AIM
State how many lines in the entries below contain the string "quantity", giving only the number.

++++++

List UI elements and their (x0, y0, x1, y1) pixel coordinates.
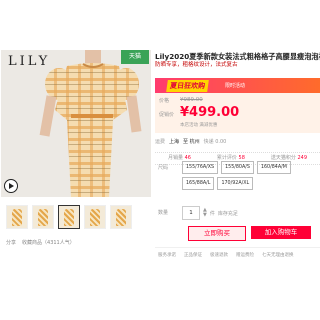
promo-tag: 夏日狂欢购 (166, 80, 209, 92)
thumbnail[interactable] (32, 205, 54, 229)
services-label: 服务承诺 (158, 253, 176, 258)
share-row: 分享 收藏商品（4311人气） (6, 239, 75, 246)
ship-to[interactable]: 至 杭州 (183, 138, 200, 145)
stock-note: 库存充足 (217, 210, 238, 217)
ship-from: 上海 (169, 139, 180, 145)
thumbnail-selected[interactable] (58, 205, 80, 229)
brand-logo: LILY (8, 54, 51, 69)
size-label: 尺码 (158, 165, 169, 171)
promo-price: ¥499.00 (180, 105, 240, 120)
thumbnail[interactable] (6, 205, 28, 229)
size-option[interactable]: 160/84A/M (256, 161, 291, 174)
thumbnail[interactable] (110, 205, 132, 229)
product-subtitle: 防晒专享，粗格纹设计，法式复古 (155, 62, 238, 68)
service-item: 正品保证 (184, 253, 202, 258)
quantity-label: 数量 (158, 210, 169, 216)
quantity-stepper: 1 ▲ ▼ 件 库存充足 (182, 206, 238, 220)
quantity-arrows[interactable]: ▲ ▼ (203, 208, 207, 218)
price-note: 本店活动 满减优惠 (180, 123, 218, 128)
promo-banner: 夏日狂欢购 限时活动 (155, 78, 320, 93)
service-item: 赠运费险 (236, 253, 254, 258)
favorite-link[interactable]: 收藏商品（4311人气） (22, 239, 75, 246)
add-to-cart-button[interactable]: 加入购物车 (251, 226, 311, 239)
product-main-image[interactable]: LILY 天猫 (1, 50, 151, 197)
original-price-label: 价格 (159, 98, 170, 104)
size-options: 155/76A/XS 155/80A/S 160/84A/M 165/88A/L… (182, 161, 317, 190)
promo-price-label: 促销价 (159, 112, 175, 118)
buy-now-button[interactable]: 立即购买 (188, 226, 246, 241)
price-box: 价格 ¥989.00 促销价 ¥499.00 本店活动 满减优惠 (155, 93, 320, 133)
dress-illustration (39, 50, 142, 197)
size-option[interactable]: 170/92A/XL (217, 177, 254, 190)
tmall-badge: 天猫 (121, 50, 149, 64)
quantity-unit: 件 (209, 210, 215, 217)
divider (155, 247, 320, 248)
service-list: 服务承诺 正品保证 极速退款 赠运费险 七天无理由退换 (158, 252, 294, 258)
service-item: 七天无理由退换 (262, 253, 294, 258)
original-price: ¥989.00 (180, 97, 203, 103)
size-option[interactable]: 165/88A/L (182, 177, 215, 190)
quantity-input[interactable]: 1 (182, 206, 200, 220)
shipping-label: 运费 (155, 139, 166, 145)
thumbnail[interactable] (84, 205, 106, 229)
size-option[interactable]: 155/76A/XS (182, 161, 219, 174)
service-item: 极速退款 (210, 253, 228, 258)
shipping-row: 运费 上海 至 杭州 快递 0.00 (155, 138, 226, 145)
promo-text: 限时活动 (225, 83, 246, 89)
play-video-icon[interactable] (4, 179, 18, 193)
share-link[interactable]: 分享 (6, 239, 16, 246)
size-option[interactable]: 155/80A/S (221, 161, 254, 174)
ship-fee: 快递 0.00 (203, 139, 227, 145)
thumbnail-strip (6, 205, 132, 229)
product-title: Lily2020夏季新款女装法式粗格格子高腰显瘦泡泡袖连衣长款连衣 (155, 52, 320, 61)
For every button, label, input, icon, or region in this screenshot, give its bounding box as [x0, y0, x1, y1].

++++++

SOLUTION FOR THIS TASK
5